::: Excerpted passage

A Mother’s Take on the Gun Violence in America

Enough with the ludicrous politics around gun control and gun reforms. The whole world knows that America will do nothing to alter its love affair with guns — even at the expense of innocent lives.
But we parents are sick to the stomach.
This morning my 12-year-old placidly heard me preach about ways to safeguard herself in case a gunman opens fire in her school.
I said, “Lie down and pretend to be dead — Pray silently in your heart. And no matter what, please don’t scream for help!”
She assured me her school was safe. They have bolted locks in every classroom, video surveillance, security guards, and regular safety training drills.
Then it hit me. Gun violence was NEVER something my parents had to worry about while sending me to school in India.
Mass shootings inside schools are an appalling American Reality Show.
This is a country where civilian-owned guns outnumber the total population. According to a 2018 report by the Geneva-based Small Arms Survey organization, US gun owners possess 393.3 million weapons. The U.S. population is just 330 million.
Random mass shootings are becoming disgracefully common. It can happen anywhere and at any time.
On Tuesday, May 24th, 19 elementary school children and two teachers were brutally killed in a shooting at an elementary school in Uvalde, Texas.
This only happens in America.
My First Experience with Gun Violence
In the early 1990s, a few months after arriving in America I was taking GED bridge courses at a local NorCal community college. Within minutes of sitting in a packed classroom of students in a Business Law class, we heard loud shots.
What was that?
The instructor paused, casually mumbled that it sounded like a gunshot, and resumed his lesson.
When I walked out into the campus courtyard, there were yellow-caution-tapes all around.
A student had shot another student.
Welcome to America. Land of the free with students carrying guns in their pockets.

::::::

Tasks and exercises:
1 - Transcribe the part of the gun violence essay that opens with the words containing "This only happens" and closes with "yellow-caution-tapes all around.".
2 - Pick up the gun violence essay after its final sentence and continue writing it.
The rows that come next are separate material, unrelated to the gun violence essay.

::: Data rows

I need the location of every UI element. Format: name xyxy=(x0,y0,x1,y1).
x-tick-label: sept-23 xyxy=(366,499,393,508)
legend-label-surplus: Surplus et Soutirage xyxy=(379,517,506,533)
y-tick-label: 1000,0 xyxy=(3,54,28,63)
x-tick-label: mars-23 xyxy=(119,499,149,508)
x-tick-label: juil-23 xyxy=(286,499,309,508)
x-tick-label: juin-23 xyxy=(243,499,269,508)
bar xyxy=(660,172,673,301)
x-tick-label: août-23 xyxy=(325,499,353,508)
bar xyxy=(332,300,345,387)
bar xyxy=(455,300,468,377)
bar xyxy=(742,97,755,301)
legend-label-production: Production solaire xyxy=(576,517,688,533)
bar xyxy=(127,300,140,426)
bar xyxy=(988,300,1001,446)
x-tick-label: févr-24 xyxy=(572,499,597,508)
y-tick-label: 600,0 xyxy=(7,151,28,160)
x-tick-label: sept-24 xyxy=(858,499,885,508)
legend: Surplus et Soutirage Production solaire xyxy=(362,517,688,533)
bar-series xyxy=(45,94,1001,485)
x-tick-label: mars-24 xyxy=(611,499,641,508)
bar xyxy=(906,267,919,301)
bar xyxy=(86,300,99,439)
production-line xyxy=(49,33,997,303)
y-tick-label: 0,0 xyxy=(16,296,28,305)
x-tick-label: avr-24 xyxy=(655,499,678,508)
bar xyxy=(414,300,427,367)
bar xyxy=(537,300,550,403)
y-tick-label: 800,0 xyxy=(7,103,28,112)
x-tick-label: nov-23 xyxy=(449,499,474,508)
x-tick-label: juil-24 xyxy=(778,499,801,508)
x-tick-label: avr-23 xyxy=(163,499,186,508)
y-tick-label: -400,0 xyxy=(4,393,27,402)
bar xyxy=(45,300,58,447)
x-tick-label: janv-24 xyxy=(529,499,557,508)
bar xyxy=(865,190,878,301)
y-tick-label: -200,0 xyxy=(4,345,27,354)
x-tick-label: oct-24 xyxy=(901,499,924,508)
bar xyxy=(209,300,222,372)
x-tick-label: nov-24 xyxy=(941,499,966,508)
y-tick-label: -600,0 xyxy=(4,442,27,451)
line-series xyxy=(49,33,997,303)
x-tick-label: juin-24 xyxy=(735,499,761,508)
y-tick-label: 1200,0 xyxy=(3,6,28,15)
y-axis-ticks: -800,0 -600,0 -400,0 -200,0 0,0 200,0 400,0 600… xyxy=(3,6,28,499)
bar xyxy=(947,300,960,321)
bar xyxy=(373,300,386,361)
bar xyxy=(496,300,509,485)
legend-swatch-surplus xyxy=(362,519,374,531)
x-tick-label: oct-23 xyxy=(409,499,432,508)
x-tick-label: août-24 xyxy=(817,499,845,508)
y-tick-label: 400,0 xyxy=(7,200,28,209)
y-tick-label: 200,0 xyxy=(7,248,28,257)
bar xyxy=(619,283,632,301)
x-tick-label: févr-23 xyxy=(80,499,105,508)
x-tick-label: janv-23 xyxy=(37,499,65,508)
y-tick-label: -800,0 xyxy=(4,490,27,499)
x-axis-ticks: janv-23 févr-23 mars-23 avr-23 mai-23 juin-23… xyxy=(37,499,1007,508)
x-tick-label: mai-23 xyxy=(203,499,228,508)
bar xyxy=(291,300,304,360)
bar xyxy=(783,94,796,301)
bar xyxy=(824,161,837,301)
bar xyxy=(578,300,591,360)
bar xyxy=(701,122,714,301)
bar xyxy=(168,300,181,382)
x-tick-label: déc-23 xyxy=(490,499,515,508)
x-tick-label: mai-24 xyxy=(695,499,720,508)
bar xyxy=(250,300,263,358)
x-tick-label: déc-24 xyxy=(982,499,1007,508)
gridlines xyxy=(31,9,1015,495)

::::::

Task-by-task results:
1 -
This only happens in America.
My First Experience with Gun Violence
In the early 1990s, a few months after arriving in America I was taking GED bridge courses at a local NorCal community college. Within minutes of sitting in a packed classroom of students in a Business Law class, we heard loud shots.
What was that?
The instructor paused, casually mumbled that it sounded like a gunshot, and resumed his lesson.
When I walked out into the campus courtyard, there were yellow-caution-tapes all around.

2 -
The Sentiment of “Right to Bear Arms” Runs Deep in the American Veins
Sometime back a friend, whose kids study at the same school as mine said, “Bearing arms is our constitutional right. We cannot let anybody change that. My father lives in a remote town in the midwest and owns several guns. It’s a safety requirement in case the cops cannot get to him on time.”
I was speechless.
She’s a mild-mannered, quiet person who would never hurt an ant. Yet her stance on guns showed how deep the right to bear arms runs in the American veins.
I asked her, “What about all the mass shootings?”
She said, “That’s a tragic side-effect but it doesn’t happen very often.”
She is woefully mistaken.
It happens way too often.
According to the Gun Violence Archive, which tracks mass shootings in the U.S., Tuesday’s gruesome school shooting at a Uvalde, Texas, elementary school marks more than 200 mass shootings so far this year.
This is a country where a mentally sick person can get their hands on a gun, faster than an appointment with a mental healthcare professional.
What can be done?
Stricter background checks are not the answer. Neither will handing out guns to teachers solve the problem.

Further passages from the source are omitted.